## Data listing:

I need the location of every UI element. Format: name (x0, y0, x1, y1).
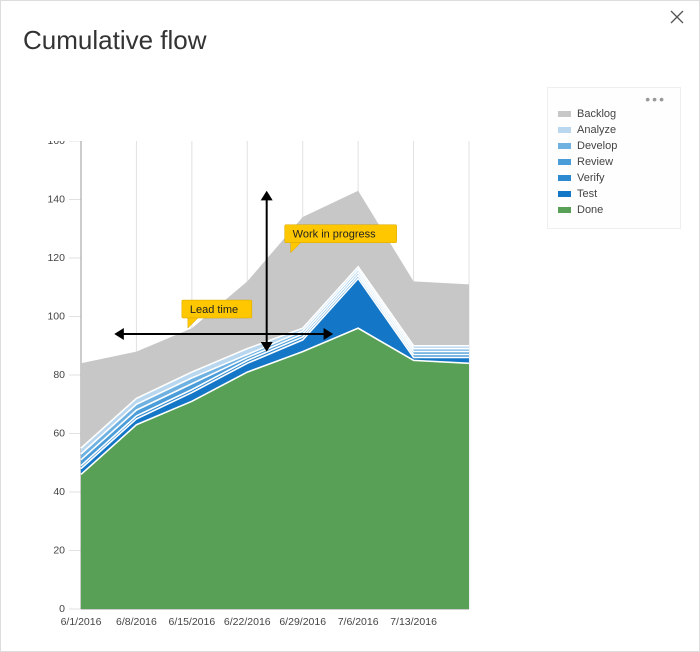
svg-text:80: 80 (53, 369, 65, 381)
svg-text:Lead time: Lead time (190, 304, 238, 316)
legend-swatch (558, 127, 571, 133)
svg-text:40: 40 (53, 486, 65, 498)
legend-label: Analyze (577, 122, 616, 138)
close-button[interactable] (665, 7, 689, 31)
svg-text:6/29/2016: 6/29/2016 (279, 616, 326, 628)
svg-text:7/13/2016: 7/13/2016 (390, 616, 437, 628)
svg-text:6/8/2016: 6/8/2016 (116, 616, 157, 628)
close-icon (670, 10, 684, 29)
legend-item: Backlog (558, 106, 670, 122)
legend-label: Backlog (577, 106, 616, 122)
svg-text:6/22/2016: 6/22/2016 (224, 616, 271, 628)
svg-text:60: 60 (53, 428, 65, 440)
svg-text:6/15/2016: 6/15/2016 (168, 616, 215, 628)
chart-plot: 0 20 40 60 80 100 120 140 160 6/1/2016 6/8/2016 6/1… (39, 141, 679, 641)
svg-text:7/6/2016: 7/6/2016 (338, 616, 379, 628)
legend-swatch (558, 111, 571, 117)
svg-text:120: 120 (47, 252, 65, 264)
svg-text:0: 0 (59, 603, 65, 615)
legend-more-button[interactable]: ••• (639, 90, 672, 108)
svg-text:Work in progress: Work in progress (293, 229, 376, 241)
svg-text:20: 20 (53, 545, 65, 557)
ellipsis-icon: ••• (645, 91, 666, 107)
svg-text:6/1/2016: 6/1/2016 (61, 616, 102, 628)
svg-text:160: 160 (47, 141, 65, 147)
svg-text:100: 100 (47, 311, 65, 323)
legend-item: Analyze (558, 122, 670, 138)
svg-text:140: 140 (47, 194, 65, 206)
chart-title: Cumulative flow (23, 25, 207, 56)
chart-frame: Cumulative flow ••• BacklogAnalyzeDevelo… (0, 0, 700, 652)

## OBJECTIVE:
Give every line of the items above as a numbered list, skipping any blank lines and leaving out the pictures.

## WORKED ANSWER:
1. I need the location of every UI element. Format: name (x0, y0, x1, y1).
2. svg-text:80: 80 (53, 369, 65, 381)
3. svg-text:Lead time: Lead time (190, 304, 238, 316)
4. legend-swatch (558, 127, 571, 133)
5. svg-text:40: 40 (53, 486, 65, 498)
6. legend-label: Analyze (577, 122, 616, 138)
7. close-button[interactable] (665, 7, 689, 31)
8. svg-text:6/29/2016: 6/29/2016 (279, 616, 326, 628)
9. svg-text:7/13/2016: 7/13/2016 (390, 616, 437, 628)
10. svg-text:6/8/2016: 6/8/2016 (116, 616, 157, 628)
11. close-icon (670, 10, 684, 29)
12. legend-item: Backlog (558, 106, 670, 122)
13. legend-label: Backlog (577, 106, 616, 122)
14. svg-text:6/22/2016: 6/22/2016 (224, 616, 271, 628)
15. svg-text:60: 60 (53, 428, 65, 440)
16. svg-text:6/15/2016: 6/15/2016 (168, 616, 215, 628)
17. chart-plot: 0 20 40 60 80 100 120 140 160 6/1/2016 6/8/2016 6/1… (39, 141, 679, 641)
18. svg-text:7/6/2016: 7/6/2016 (338, 616, 379, 628)
19. legend-swatch (558, 111, 571, 117)
20. svg-text:120: 120 (47, 252, 65, 264)
21. svg-text:0: 0 (59, 603, 65, 615)
22. legend-more-button[interactable]: ••• (639, 90, 672, 108)
23. svg-text:Work in progress: Work in progress (293, 229, 376, 241)
24. svg-text:20: 20 (53, 545, 65, 557)
25. ellipsis-icon: ••• (645, 91, 666, 107)
26. svg-text:6/1/2016: 6/1/2016 (61, 616, 102, 628)
27. svg-text:160: 160 (47, 141, 65, 147)
28. svg-text:100: 100 (47, 311, 65, 323)
29. legend-item: Analyze (558, 122, 670, 138)
30. svg-text:140: 140 (47, 194, 65, 206)
31. chart-title: Cumulative flow (23, 25, 207, 56)
32. chart-frame: Cumulative flow ••• BacklogAnalyzeDevelo… (0, 0, 700, 652)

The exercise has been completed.